(Data entries)
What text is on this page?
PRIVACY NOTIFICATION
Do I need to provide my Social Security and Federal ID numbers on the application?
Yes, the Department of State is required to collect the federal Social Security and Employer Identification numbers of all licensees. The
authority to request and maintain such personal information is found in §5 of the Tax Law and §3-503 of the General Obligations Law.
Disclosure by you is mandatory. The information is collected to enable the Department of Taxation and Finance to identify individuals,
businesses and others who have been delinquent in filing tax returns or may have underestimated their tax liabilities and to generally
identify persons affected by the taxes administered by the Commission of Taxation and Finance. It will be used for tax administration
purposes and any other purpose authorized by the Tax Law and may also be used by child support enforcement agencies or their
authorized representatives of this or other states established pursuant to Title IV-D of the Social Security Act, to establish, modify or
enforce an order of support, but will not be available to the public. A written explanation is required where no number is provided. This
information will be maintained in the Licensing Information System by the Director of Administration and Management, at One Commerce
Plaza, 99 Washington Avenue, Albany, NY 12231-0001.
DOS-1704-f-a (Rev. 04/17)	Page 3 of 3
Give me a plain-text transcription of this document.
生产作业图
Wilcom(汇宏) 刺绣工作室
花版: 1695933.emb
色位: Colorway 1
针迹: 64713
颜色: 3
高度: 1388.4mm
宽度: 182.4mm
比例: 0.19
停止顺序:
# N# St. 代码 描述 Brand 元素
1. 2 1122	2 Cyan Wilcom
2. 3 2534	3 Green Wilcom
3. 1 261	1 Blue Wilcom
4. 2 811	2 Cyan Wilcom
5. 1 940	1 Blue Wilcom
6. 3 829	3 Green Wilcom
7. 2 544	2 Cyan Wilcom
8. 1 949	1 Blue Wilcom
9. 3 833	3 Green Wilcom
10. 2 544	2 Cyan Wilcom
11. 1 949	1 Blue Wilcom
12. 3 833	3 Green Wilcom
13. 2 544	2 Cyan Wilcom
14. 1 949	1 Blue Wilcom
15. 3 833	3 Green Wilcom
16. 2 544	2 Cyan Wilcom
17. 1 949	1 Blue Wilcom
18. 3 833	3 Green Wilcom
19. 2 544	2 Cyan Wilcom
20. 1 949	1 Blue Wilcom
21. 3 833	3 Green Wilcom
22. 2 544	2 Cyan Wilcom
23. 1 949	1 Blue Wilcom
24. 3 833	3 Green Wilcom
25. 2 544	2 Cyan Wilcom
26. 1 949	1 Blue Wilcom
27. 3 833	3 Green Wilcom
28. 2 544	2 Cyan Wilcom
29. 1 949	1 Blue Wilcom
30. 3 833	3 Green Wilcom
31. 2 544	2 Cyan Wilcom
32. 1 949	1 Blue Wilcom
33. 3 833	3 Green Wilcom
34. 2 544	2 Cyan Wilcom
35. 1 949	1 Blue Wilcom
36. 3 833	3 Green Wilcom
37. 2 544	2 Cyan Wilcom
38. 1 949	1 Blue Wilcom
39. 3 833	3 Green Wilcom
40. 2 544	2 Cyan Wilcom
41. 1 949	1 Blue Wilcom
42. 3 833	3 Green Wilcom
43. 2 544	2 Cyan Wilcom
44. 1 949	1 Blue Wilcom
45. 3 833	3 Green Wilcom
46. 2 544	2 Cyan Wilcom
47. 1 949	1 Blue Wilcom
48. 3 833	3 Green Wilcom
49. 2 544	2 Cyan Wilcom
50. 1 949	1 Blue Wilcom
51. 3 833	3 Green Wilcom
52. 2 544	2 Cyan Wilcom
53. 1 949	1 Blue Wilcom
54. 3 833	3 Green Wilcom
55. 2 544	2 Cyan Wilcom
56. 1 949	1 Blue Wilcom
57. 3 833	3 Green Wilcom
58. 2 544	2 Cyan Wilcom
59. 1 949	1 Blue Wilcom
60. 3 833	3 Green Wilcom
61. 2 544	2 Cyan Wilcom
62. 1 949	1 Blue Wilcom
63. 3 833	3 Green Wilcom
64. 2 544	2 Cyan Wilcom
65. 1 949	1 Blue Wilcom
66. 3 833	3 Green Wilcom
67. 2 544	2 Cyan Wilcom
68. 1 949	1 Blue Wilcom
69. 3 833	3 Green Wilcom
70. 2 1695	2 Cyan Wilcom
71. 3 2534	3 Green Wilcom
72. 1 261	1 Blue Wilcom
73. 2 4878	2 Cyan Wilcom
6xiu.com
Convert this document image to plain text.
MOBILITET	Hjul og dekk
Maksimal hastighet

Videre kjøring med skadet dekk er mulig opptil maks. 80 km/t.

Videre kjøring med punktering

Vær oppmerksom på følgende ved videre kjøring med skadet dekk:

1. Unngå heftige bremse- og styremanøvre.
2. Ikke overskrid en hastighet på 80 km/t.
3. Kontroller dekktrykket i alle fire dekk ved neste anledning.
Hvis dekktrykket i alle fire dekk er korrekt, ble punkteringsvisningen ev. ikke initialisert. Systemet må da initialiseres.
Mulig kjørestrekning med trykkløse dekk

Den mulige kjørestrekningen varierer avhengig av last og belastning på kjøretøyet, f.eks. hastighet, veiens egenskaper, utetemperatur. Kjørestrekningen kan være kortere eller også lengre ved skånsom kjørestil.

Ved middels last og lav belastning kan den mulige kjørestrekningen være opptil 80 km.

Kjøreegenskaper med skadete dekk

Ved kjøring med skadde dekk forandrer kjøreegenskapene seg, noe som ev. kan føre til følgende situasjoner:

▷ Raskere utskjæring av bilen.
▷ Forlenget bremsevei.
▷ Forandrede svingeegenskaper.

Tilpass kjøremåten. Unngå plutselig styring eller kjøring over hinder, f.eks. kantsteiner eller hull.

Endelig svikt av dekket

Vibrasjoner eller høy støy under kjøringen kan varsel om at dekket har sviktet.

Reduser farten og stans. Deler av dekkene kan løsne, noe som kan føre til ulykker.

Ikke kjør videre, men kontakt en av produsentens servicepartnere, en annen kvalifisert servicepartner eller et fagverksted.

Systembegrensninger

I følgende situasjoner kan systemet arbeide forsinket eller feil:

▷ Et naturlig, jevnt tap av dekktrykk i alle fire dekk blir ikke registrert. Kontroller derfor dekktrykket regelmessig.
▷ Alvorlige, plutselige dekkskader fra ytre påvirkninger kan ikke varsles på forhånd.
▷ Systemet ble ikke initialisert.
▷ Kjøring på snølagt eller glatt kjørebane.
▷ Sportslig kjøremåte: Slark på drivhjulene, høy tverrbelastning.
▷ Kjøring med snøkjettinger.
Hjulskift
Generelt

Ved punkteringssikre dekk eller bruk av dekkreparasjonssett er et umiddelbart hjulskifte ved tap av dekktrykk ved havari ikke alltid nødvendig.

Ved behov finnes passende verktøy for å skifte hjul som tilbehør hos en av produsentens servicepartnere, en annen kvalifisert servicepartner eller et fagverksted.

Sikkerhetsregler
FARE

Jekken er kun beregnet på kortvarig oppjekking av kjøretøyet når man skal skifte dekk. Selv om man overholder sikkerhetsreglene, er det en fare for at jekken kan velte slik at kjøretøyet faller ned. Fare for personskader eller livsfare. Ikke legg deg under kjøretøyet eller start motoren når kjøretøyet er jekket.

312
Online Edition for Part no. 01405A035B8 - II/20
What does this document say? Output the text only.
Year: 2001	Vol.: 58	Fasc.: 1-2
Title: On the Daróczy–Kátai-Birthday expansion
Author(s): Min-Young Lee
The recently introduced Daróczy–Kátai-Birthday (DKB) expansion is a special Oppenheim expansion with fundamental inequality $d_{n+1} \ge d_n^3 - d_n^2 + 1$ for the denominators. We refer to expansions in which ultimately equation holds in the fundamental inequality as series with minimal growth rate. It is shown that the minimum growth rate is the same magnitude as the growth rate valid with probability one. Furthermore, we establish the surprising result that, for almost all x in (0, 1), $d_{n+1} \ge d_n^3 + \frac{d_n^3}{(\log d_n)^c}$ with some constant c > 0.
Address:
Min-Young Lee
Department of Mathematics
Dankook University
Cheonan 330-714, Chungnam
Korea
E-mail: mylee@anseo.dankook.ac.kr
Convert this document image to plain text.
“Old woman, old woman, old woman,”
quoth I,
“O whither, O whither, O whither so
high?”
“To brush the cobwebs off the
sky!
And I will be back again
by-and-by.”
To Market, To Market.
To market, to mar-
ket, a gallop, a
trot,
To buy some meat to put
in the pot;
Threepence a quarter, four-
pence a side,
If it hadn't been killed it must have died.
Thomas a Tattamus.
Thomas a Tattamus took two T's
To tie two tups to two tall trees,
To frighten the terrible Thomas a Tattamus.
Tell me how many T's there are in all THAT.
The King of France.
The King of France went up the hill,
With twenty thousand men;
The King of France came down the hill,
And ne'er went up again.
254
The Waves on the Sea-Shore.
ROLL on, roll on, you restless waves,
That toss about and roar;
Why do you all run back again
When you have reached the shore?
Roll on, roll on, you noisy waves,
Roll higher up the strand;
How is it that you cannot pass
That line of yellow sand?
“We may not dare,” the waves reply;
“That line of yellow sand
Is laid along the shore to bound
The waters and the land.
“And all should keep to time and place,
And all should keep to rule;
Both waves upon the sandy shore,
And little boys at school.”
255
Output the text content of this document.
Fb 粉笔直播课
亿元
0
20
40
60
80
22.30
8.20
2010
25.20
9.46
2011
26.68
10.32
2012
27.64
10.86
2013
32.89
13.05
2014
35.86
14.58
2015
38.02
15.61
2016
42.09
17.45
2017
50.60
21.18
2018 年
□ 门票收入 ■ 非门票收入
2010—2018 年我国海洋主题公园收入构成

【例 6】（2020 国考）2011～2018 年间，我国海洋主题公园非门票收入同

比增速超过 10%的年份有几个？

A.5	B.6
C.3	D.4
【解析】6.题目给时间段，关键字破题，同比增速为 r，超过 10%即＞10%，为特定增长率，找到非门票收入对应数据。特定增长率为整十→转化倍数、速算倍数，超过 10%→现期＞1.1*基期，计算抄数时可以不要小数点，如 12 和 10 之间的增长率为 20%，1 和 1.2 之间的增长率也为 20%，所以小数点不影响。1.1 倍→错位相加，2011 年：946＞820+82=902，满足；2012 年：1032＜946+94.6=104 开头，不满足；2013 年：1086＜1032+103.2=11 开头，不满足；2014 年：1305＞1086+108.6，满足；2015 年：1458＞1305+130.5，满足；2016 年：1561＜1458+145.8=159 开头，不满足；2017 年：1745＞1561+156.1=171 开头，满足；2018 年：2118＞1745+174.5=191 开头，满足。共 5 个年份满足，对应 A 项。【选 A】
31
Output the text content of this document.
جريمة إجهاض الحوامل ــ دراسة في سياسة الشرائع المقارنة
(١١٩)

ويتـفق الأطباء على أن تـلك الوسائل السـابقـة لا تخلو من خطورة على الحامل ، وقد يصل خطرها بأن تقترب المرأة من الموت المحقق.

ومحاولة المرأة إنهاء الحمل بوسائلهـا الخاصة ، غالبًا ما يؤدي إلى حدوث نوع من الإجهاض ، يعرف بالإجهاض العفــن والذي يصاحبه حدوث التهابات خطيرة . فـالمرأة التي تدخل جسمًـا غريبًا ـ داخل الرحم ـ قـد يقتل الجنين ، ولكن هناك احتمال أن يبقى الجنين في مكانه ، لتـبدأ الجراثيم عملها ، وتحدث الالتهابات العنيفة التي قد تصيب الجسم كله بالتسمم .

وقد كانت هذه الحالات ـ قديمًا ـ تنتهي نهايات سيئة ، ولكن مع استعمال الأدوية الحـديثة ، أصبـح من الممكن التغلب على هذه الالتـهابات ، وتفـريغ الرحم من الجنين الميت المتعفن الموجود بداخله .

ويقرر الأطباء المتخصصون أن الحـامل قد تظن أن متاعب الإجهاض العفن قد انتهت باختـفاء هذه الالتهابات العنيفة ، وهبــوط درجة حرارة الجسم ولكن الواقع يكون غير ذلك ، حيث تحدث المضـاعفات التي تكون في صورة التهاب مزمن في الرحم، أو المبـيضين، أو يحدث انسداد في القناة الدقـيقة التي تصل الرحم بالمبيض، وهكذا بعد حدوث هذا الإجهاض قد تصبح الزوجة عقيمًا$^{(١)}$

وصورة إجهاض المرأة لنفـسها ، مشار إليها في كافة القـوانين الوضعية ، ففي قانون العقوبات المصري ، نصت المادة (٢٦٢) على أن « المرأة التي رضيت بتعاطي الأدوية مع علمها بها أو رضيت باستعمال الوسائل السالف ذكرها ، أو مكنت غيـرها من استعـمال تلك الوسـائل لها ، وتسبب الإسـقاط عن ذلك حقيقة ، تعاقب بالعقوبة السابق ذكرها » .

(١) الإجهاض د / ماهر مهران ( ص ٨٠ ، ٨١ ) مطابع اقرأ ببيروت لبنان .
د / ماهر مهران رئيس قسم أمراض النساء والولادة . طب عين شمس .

* _What you should do_:
Copy all lines from the entries that contain the word "fagverksted".

* _Exercise answer_:
Ikke kjør videre, men kontakt en av produsentens servicepartnere, en annen kvalifisert servicepartner eller et fagverksted.
Ved behov finnes passende verktøy for å skifte hjul som tilbehør hos en av produsentens servicepartnere, en annen kvalifisert servicepartner eller et fagverksted.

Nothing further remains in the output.